• _Exercise requirements_
Print, exactly and completely, every entry in the data.

• _Data extracted from a collection_
_ _ _ _
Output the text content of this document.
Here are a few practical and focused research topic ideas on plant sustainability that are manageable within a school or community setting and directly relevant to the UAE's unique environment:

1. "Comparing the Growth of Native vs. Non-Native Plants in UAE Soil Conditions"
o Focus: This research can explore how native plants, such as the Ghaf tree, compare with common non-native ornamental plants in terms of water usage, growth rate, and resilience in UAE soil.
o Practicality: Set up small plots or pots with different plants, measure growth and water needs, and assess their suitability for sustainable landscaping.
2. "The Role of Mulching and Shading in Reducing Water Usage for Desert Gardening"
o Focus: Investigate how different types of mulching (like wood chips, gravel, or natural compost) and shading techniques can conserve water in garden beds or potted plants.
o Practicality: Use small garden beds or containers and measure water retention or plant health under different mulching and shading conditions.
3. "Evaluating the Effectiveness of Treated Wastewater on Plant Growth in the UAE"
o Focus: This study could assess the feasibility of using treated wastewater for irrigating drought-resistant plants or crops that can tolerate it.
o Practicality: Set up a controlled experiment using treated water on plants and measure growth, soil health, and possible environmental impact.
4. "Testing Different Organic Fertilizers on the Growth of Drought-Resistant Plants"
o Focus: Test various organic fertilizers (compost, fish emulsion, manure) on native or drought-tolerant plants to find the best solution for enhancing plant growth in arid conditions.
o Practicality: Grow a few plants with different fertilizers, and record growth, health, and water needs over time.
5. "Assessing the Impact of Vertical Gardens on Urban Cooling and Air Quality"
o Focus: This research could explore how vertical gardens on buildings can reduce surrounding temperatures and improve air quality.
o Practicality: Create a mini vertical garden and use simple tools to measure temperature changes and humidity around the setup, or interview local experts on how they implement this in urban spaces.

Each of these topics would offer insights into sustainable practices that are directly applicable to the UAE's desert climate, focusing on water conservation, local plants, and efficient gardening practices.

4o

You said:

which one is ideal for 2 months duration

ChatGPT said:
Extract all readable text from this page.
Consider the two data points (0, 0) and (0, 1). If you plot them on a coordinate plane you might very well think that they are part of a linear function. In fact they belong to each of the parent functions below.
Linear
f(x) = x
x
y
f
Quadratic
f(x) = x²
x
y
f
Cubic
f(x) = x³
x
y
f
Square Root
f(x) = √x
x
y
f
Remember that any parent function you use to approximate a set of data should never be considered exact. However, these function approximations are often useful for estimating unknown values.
_ _ _ _
• _Response to the task_
Output the text content of this document.
Here are a few practical and focused research topic ideas on plant sustainability that are manageable within a school or community setting and directly relevant to the UAE's unique environment:

1. "Comparing the Growth of Native vs. Non-Native Plants in UAE Soil Conditions"
o Focus: This research can explore how native plants, such as the Ghaf tree, compare with common non-native ornamental plants in terms of water usage, growth rate, and resilience in UAE soil.
o Practicality: Set up small plots or pots with different plants, measure growth and water needs, and assess their suitability for sustainable landscaping.
2. "The Role of Mulching and Shading in Reducing Water Usage for Desert Gardening"
o Focus: Investigate how different types of mulching (like wood chips, gravel, or natural compost) and shading techniques can conserve water in garden beds or potted plants.
o Practicality: Use small garden beds or containers and measure water retention or plant health under different mulching and shading conditions.
3. "Evaluating the Effectiveness of Treated Wastewater on Plant Growth in the UAE"
o Focus: This study could assess the feasibility of using treated wastewater for irrigating drought-resistant plants or crops that can tolerate it.
o Practicality: Set up a controlled experiment using treated water on plants and measure growth, soil health, and possible environmental impact.
4. "Testing Different Organic Fertilizers on the Growth of Drought-Resistant Plants"
o Focus: Test various organic fertilizers (compost, fish emulsion, manure) on native or drought-tolerant plants to find the best solution for enhancing plant growth in arid conditions.
o Practicality: Grow a few plants with different fertilizers, and record growth, health, and water needs over time.
5. "Assessing the Impact of Vertical Gardens on Urban Cooling and Air Quality"
o Focus: This research could explore how vertical gardens on buildings can reduce surrounding temperatures and improve air quality.
o Practicality: Create a mini vertical garden and use simple tools to measure temperature changes and humidity around the setup, or interview local experts on how they implement this in urban spaces.

Each of these topics would offer insights into sustainable practices that are directly applicable to the UAE's desert climate, focusing on water conservation, local plants, and efficient gardening practices.

4o

You said:

which one is ideal for 2 months duration

ChatGPT said:
Extract all readable text from this page.
Consider the two data points (0, 0) and (0, 1). If you plot them on a coordinate plane you might very well think that they are part of a linear function. In fact they belong to each of the parent functions below.
Linear
f(x) = x
x
y
f
Quadratic
f(x) = x²
x
y
f
Cubic
f(x) = x³
x
y
f
Square Root
f(x) = √x
x
y
f
Remember that any parent function you use to approximate a set of data should never be considered exact. However, these function approximations are often useful for estimating unknown values.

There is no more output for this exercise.